— begin Excerpted data —

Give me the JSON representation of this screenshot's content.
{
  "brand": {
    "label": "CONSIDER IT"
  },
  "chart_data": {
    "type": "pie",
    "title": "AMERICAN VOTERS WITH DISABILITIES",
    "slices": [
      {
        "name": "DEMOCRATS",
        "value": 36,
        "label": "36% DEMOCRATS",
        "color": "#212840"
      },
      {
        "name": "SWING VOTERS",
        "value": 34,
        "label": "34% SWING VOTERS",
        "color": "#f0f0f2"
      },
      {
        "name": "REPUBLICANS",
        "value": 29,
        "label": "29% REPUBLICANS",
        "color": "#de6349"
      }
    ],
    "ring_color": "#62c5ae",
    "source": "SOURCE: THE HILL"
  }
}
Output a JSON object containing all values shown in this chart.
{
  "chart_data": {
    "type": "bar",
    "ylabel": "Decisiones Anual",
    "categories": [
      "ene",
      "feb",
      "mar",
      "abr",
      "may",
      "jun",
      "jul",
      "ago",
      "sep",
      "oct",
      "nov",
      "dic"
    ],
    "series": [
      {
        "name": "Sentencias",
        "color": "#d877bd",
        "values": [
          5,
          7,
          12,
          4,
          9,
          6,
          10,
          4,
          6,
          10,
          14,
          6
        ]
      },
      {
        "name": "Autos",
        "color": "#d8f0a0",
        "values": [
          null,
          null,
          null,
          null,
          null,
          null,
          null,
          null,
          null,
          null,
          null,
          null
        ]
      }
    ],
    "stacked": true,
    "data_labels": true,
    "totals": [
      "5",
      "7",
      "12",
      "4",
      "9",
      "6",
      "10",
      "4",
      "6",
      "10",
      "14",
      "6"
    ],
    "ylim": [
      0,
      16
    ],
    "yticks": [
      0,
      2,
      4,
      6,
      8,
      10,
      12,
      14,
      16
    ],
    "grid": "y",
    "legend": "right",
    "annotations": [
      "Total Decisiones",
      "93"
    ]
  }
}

— end Excerpted data —
— begin Excerpted data —

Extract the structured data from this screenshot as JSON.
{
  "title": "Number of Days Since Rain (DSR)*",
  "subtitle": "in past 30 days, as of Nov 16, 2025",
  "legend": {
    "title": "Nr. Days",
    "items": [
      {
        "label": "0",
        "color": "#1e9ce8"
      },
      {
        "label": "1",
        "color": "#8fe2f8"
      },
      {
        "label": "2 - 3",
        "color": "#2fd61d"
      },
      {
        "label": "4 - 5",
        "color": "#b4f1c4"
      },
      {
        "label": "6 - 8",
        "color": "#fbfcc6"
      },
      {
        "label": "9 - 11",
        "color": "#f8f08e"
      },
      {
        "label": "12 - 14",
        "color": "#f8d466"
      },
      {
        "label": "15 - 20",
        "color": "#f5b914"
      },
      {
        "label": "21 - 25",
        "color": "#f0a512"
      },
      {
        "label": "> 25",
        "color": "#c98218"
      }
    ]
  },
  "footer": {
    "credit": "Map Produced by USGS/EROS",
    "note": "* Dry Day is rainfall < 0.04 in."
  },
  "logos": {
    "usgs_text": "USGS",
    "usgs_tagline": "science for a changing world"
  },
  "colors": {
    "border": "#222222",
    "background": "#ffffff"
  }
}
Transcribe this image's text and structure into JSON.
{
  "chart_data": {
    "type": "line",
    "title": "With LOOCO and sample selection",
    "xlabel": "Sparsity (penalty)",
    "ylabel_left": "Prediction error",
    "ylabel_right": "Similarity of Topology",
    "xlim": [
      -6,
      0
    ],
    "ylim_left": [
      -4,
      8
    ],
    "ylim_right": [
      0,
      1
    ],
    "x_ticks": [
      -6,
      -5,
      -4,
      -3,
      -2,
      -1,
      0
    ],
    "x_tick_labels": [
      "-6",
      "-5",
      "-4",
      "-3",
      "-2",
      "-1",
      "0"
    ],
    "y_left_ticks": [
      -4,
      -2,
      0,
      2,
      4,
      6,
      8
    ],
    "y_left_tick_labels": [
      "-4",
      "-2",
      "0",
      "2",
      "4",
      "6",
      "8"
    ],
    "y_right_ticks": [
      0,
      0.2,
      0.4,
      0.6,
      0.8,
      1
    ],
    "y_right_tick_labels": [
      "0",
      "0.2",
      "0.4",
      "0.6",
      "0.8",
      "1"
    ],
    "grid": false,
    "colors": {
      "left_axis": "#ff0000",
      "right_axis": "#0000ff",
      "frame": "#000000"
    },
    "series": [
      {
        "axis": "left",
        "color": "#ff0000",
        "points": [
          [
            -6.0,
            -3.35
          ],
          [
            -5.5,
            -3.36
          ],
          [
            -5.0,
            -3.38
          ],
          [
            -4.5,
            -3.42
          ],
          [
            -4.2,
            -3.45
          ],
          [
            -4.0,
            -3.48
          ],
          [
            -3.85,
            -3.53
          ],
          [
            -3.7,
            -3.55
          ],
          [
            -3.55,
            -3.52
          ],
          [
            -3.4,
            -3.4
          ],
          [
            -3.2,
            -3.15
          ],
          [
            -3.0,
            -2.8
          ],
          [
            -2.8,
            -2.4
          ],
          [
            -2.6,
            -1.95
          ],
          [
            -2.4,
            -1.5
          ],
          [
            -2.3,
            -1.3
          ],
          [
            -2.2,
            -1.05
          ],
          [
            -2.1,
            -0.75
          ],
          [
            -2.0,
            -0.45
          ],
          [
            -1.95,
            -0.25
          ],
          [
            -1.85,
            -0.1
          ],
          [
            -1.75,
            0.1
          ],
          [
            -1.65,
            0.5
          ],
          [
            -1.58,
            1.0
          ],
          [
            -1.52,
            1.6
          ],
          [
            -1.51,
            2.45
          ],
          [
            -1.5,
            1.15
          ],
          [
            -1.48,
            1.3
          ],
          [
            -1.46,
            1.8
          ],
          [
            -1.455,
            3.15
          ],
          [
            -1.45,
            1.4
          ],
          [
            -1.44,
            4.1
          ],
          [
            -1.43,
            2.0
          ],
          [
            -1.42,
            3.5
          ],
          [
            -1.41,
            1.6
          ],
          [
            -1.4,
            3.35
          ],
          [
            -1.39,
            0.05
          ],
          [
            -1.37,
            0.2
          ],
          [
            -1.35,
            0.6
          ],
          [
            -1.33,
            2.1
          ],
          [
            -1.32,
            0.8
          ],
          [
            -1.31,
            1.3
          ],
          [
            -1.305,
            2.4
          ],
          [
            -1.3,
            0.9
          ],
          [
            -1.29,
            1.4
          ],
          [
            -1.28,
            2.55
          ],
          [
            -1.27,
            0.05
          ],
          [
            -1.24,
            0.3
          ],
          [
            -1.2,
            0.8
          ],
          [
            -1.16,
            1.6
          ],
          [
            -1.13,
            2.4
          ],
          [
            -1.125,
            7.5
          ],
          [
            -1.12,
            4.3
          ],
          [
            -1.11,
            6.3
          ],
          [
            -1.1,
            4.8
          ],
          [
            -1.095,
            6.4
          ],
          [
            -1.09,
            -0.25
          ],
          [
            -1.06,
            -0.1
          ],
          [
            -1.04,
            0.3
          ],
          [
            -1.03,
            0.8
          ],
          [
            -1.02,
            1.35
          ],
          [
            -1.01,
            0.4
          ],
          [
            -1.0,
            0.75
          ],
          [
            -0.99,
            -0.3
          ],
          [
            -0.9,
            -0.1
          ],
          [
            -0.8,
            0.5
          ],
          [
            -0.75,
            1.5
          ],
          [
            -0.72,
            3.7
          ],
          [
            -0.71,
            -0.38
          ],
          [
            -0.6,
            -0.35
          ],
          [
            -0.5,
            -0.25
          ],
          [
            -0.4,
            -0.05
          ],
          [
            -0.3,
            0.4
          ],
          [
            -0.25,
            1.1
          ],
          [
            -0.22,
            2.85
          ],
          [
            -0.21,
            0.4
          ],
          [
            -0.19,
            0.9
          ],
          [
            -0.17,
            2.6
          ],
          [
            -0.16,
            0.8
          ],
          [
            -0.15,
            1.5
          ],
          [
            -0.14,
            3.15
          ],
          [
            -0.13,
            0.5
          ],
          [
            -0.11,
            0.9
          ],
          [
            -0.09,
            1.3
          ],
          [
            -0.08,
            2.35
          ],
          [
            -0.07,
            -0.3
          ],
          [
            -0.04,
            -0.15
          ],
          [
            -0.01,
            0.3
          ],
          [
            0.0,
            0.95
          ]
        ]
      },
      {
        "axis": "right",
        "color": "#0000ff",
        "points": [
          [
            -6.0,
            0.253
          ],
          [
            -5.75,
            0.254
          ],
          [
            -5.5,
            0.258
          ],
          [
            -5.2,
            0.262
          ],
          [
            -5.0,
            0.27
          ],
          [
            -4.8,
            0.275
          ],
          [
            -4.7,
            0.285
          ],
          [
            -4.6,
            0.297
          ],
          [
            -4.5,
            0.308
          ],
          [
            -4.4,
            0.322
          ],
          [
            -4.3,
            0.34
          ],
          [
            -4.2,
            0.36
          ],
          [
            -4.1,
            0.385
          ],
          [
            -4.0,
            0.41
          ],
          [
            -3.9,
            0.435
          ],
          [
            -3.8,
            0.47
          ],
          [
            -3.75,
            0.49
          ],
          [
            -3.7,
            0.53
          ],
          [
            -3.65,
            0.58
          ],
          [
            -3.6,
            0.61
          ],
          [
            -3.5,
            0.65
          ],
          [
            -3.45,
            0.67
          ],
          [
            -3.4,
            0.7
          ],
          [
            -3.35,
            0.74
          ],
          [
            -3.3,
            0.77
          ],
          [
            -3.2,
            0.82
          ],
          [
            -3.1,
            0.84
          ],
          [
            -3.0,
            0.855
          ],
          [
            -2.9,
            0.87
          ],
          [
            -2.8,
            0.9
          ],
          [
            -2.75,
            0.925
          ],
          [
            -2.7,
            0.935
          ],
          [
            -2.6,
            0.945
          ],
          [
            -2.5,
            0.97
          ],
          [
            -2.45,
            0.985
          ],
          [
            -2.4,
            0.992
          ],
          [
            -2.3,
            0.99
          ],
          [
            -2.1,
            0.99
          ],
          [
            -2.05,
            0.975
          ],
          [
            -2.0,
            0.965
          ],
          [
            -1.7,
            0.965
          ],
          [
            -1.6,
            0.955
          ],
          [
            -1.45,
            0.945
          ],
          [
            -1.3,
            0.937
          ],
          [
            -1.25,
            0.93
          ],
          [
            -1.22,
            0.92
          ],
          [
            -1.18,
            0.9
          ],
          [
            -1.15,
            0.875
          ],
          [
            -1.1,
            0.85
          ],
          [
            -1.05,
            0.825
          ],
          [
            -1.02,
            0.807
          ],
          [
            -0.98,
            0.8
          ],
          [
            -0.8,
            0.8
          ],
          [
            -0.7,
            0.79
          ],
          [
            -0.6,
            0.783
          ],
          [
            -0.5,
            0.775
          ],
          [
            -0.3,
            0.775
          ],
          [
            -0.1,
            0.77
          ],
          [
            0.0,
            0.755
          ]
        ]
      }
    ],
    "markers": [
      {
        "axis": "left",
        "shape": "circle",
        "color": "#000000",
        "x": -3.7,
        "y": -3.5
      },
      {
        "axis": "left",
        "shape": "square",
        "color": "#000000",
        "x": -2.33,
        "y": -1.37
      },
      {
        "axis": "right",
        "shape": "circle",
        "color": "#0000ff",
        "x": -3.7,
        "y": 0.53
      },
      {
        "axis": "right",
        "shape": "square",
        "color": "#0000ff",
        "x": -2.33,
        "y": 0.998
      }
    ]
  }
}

— end Excerpted data —

Task to complete = Check each line of the data above for the word "SWING" and say how many lines contain it, giving nothing besides the number.

Task answer = 2